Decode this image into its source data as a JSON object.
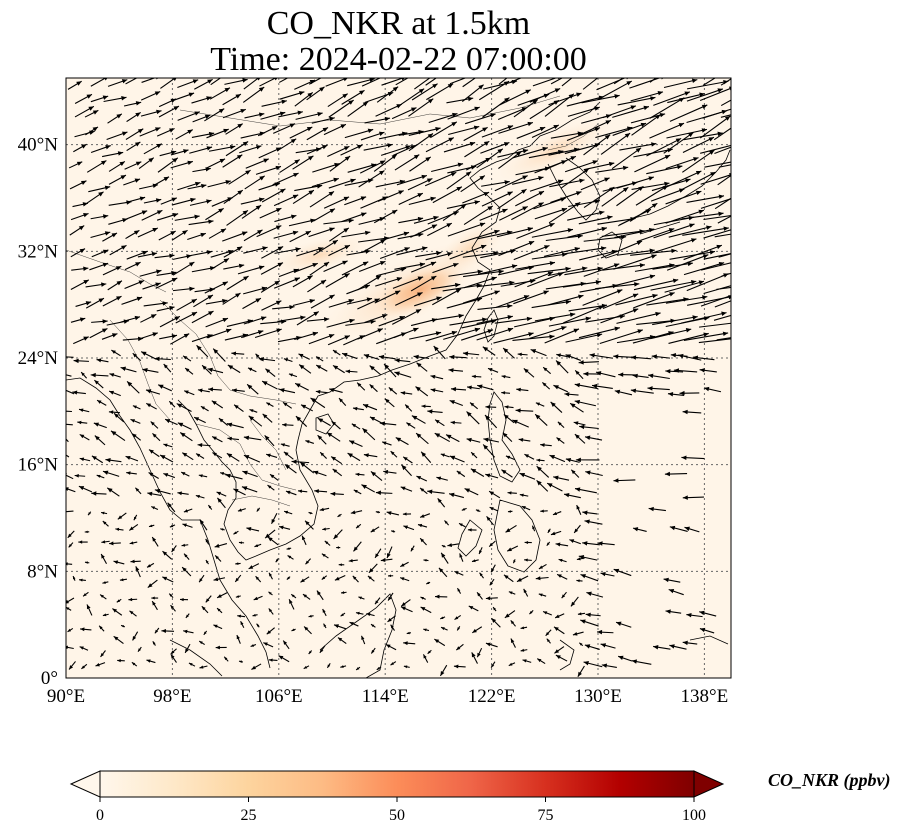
{
  "title": {
    "line1": "CO_NKR at 1.5km",
    "line2": "Time: 2024-02-22 07:00:00"
  },
  "map": {
    "projection": "PlateCarree",
    "lon_range": [
      90,
      140
    ],
    "lat_range": [
      0,
      45
    ],
    "gridlines": "dotted",
    "x_ticks": [
      "90°E",
      "98°E",
      "106°E",
      "114°E",
      "122°E",
      "130°E",
      "138°E"
    ],
    "y_ticks": [
      "0°",
      "8°N",
      "16°N",
      "24°N",
      "32°N",
      "40°N"
    ],
    "background_color": "#fff5e8",
    "coastline_color": "#000000",
    "vector_color": "#000000"
  },
  "colorbar": {
    "label": "CO_NKR (ppbv)",
    "ticks": [
      "0",
      "25",
      "50",
      "75",
      "100"
    ],
    "range": [
      0,
      100
    ],
    "colormap": "OrRd",
    "colors": [
      "#fff7ec",
      "#fee8c8",
      "#fdd49e",
      "#fdbb84",
      "#fc8d59",
      "#ef6548",
      "#d7301f",
      "#b30000",
      "#7f0000"
    ]
  },
  "chart_data": {
    "type": "heatmap",
    "title": "CO_NKR at 1.5km\nTime: 2024-02-22 07:00:00",
    "variable": "CO_NKR (ppbv)",
    "xlim": [
      90,
      140
    ],
    "ylim": [
      0,
      45
    ],
    "plume_regions": [
      {
        "lon": 117,
        "lat": 29.5,
        "value": 25
      },
      {
        "lon": 114,
        "lat": 29,
        "value": 18
      },
      {
        "lon": 120,
        "lat": 32,
        "value": 14
      },
      {
        "lon": 123,
        "lat": 39.5,
        "value": 12
      },
      {
        "lon": 110,
        "lat": 30.5,
        "value": 10
      }
    ],
    "background_value": 3
  }
}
☆ ☆ ☆ ☆
** Written task **
Count the lines in the records above that contain the word "ppbv", and reply with only that number.

** Solution **
2